**Ejercicios:**
• a. Reescriba en forma de lista el párrafo del extracto que comienza con "Finalmente se realizan predicciones", conservando sus datos principales.
• b. Indique si cada afirmación concuerda con el extracto, respondiendo sí o no y citando textualmente las palabras que lo deciden:
(i) El pipeline de regresión lineal estandariza los datos con StandardScaler().
(ii) El MRRMSE obtenido en el conjunto de prueba es menor que el del conjunto de entrenamiento.
(iii) R2 corresponde al coeficiente de determinación.
• c. Transcriba del extracto todo el texto desde "lr_predict = pipeline_lr.predict(X_test)" hasta "mean_absolute_error(y_test, lr_predict)".

**Extracto de página:**
---
Se entrena un modelo de **regresión lineal** utilizando un **pipeline** que incluye la estandarización de los datos con `StandardScaler()`.

In [12]:
pipeline_lr = Pipeline([('scaler', StandardScaler()), ('lr', LinearRegression())])

pipeline_lr.fit(X_train, y_train)

y_pred_train_lr = pipeline_lr.predict(X_train)
mrrmse_train_lr = MRRMSE(y_train, y_pred_train_lr)

y_pred_lr = pipeline_lr.predict(X_test)
mrrmse_lr = MRRMSE(y_test, y_pred_lr)


print(f'MRRMSE en el conjunto de entrenamiento: {mrrmse_train_lr}')
print(f'MRRMSE en el conjunto de prueba: {mrrmse_lr}')


MRRMSE en el conjunto de entrenamiento: 1.0340113450250037
MRRMSE en el conjunto de prueba: 1.3655802559553298


### **Cuadro 2**

Finalmente se realizan predicciones con los modelos **K-NN** y **regresión lineal**, luego se evalúan usando diversas métricas de error, como **MAPE** (Error absoluto medio en porcentaje), **MAE** (Error absoluto medio), **RMSE** (Raíz cuadrada del error cuadrático medio), **MSE** (Error cuadrático medio), y **R2** (Coeficiente de determinación).

In [None]:
# Se hacen las predicciones para poder comparar con las diferentes métricas
knr_predict= grid_knr.predict(X_test)
lr_predict = pipeline_lr.predict(X_test)

# Evalua las predicciones en cada métrica con las etiquetas del test
tabla2 = {
    'Modelo': ['K-NN', 'Regresión lineal'],
    'MAPE': [ # Error absoluto medio en porcentaje
        mean_absolute_percentage_error(y_test, knr_predict),
        mean_absolute_percentage_error(y_test, lr_predict)
    ],
    'MAE': [ # Error absoluto medio
        mean_absolute_error(y_test, knr_predict),
        mean_absolute_error(y_test, lr_predict)
---
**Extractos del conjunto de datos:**

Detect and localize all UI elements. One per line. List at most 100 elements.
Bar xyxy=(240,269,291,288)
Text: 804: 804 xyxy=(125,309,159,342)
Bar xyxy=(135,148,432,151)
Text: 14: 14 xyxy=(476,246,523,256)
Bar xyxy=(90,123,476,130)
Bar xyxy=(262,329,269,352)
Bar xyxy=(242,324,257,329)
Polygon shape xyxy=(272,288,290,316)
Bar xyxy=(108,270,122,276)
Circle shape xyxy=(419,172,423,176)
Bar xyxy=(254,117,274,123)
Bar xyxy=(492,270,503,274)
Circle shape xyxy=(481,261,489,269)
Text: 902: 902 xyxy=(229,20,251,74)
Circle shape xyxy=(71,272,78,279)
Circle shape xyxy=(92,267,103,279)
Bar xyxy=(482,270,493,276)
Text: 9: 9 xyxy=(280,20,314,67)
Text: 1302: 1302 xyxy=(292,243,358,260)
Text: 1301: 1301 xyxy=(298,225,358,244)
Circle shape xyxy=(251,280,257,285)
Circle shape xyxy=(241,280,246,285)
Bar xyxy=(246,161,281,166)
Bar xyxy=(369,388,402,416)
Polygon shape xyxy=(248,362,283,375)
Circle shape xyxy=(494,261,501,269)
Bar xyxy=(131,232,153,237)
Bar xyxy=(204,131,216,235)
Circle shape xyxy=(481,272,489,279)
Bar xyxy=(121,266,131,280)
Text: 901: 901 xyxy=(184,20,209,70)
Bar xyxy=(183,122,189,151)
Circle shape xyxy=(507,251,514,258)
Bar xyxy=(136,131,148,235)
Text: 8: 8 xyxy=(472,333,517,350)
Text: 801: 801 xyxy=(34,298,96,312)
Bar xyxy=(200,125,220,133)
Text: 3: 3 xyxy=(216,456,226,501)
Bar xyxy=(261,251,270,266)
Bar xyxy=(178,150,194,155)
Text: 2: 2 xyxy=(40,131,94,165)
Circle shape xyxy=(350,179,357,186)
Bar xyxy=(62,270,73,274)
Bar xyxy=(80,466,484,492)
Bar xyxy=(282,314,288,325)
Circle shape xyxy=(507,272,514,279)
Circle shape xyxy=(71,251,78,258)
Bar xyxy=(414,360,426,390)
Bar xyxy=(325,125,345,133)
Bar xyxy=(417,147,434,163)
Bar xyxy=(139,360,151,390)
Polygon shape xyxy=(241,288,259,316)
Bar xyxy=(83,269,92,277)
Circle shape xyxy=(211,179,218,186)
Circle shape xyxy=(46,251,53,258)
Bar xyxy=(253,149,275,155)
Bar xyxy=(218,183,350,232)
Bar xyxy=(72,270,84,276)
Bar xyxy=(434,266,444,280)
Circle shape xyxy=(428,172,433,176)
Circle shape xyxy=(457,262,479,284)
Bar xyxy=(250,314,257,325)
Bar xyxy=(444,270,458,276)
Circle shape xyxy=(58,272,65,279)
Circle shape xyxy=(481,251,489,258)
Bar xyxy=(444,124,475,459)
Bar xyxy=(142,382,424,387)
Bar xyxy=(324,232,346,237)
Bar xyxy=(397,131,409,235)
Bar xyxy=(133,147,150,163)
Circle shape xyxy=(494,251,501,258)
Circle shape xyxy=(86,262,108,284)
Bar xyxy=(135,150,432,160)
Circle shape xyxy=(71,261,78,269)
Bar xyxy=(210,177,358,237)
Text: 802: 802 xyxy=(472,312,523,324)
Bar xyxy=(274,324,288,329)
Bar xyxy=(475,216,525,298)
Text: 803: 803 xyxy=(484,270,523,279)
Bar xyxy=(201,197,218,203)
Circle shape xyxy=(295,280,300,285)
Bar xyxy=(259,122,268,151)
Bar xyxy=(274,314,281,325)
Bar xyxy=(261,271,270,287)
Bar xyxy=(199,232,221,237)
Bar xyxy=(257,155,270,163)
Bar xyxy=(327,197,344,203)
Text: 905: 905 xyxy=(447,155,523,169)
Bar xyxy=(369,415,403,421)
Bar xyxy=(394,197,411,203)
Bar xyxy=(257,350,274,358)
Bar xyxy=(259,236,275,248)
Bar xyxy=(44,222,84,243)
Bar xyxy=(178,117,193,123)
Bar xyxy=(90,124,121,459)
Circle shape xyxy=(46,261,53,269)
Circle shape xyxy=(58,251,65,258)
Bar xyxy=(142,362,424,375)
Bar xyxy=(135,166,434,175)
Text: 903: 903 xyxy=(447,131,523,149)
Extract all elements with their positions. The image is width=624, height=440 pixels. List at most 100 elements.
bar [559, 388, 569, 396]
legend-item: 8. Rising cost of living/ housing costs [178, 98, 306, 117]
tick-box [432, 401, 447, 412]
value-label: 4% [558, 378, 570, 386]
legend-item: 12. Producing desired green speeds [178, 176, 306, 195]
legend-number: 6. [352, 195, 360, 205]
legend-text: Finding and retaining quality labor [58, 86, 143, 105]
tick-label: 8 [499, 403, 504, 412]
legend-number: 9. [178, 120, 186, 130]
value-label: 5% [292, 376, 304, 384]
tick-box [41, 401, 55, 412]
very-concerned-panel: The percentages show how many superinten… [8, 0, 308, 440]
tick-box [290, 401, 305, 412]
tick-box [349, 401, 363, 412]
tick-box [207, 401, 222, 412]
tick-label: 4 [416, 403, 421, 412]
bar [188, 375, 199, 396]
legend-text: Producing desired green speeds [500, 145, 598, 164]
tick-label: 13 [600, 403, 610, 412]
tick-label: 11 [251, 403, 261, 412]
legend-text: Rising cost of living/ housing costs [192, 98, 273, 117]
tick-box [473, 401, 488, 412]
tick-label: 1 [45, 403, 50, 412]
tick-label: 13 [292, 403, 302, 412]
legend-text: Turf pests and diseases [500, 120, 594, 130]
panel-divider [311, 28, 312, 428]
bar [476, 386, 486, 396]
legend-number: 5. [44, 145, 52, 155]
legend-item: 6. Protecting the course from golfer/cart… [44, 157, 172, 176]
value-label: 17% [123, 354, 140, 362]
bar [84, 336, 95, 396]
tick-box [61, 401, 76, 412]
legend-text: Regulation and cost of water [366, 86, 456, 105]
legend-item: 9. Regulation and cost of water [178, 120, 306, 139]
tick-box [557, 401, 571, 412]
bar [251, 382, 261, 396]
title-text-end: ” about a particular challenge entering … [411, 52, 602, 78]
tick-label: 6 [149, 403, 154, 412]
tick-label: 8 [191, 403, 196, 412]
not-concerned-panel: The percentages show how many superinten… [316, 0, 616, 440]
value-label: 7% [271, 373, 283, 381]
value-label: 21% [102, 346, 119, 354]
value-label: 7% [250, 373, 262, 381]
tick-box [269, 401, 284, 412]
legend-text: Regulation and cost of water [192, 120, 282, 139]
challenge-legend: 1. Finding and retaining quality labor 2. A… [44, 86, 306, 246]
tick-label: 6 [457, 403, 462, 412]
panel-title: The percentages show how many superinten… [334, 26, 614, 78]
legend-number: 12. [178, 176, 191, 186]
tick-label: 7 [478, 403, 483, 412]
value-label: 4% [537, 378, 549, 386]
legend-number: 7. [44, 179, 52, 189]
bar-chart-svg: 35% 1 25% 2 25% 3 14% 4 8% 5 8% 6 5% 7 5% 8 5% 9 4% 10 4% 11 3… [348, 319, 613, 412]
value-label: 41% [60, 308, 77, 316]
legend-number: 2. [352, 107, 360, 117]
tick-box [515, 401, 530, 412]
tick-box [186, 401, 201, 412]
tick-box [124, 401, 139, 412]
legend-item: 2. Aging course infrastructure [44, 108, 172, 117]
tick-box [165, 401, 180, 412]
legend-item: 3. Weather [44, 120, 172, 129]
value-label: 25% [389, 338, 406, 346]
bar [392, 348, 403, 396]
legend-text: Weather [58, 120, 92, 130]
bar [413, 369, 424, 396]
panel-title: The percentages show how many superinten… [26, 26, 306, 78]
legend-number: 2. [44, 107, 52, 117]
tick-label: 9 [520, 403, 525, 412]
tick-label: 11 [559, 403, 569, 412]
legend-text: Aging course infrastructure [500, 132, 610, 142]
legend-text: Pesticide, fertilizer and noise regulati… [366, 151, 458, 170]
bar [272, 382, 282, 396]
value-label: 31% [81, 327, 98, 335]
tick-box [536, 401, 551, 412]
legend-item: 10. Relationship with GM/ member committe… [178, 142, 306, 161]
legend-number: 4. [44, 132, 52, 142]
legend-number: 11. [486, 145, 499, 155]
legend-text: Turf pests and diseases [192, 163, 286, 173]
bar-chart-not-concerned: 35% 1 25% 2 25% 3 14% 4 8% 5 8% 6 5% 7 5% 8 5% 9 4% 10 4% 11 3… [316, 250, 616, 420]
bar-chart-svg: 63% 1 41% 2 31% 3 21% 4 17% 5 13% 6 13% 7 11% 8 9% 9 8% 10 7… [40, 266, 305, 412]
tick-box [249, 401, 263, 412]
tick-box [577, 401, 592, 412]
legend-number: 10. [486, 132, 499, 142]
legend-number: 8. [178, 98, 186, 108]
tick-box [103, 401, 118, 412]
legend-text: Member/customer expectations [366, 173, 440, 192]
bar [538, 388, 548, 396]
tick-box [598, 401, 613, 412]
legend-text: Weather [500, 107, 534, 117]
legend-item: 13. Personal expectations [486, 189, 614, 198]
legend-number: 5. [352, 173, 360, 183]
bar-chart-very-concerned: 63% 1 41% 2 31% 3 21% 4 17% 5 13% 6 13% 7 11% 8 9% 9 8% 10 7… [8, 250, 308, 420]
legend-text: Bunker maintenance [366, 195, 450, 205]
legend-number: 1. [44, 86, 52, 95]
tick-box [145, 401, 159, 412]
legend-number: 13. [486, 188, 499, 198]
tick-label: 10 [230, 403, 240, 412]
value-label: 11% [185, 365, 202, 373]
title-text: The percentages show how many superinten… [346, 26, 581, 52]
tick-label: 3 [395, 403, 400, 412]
---
**Soluciones:**
• a.
- Por último, se generan predicciones con dos modelos: K-NN y regresión lineal.
- Las predicciones se evalúan con varias métricas de error:
  - MAPE: error absoluto medio en porcentaje
  - MAE: error absoluto medio
  - RMSE: raíz cuadrada del error cuadrático medio
  - MSE: error cuadrático medio
  - R2: coeficiente de determinación

• b.
(i) Sí: "incluye la estandarización de los datos con `StandardScaler()`".
(ii) No: "MRRMSE en el conjunto de entrenamiento: 1.0340113450250037" y "MRRMSE en el conjunto de prueba: 1.3655802559553298".
(iii) Sí: "(Coeficiente de determinación)".

• c.
lr_predict = pipeline_lr.predict(X_test)

# Evalua las predicciones en cada métrica con las etiquetas del test
tabla2 = {
    'Modelo': ['K-NN', 'Regresión lineal'],
    'MAPE': [ # Error absoluto medio en porcentaje
        mean_absolute_percentage_error(y_test, knr_predict),
        mean_absolute_percentage_error(y_test, lr_predict)
    ],
    'MAE': [ # Error absoluto medio
        mean_absolute_error(y_test, knr_predict),
        mean_absolute_error(y_test, lr_predict)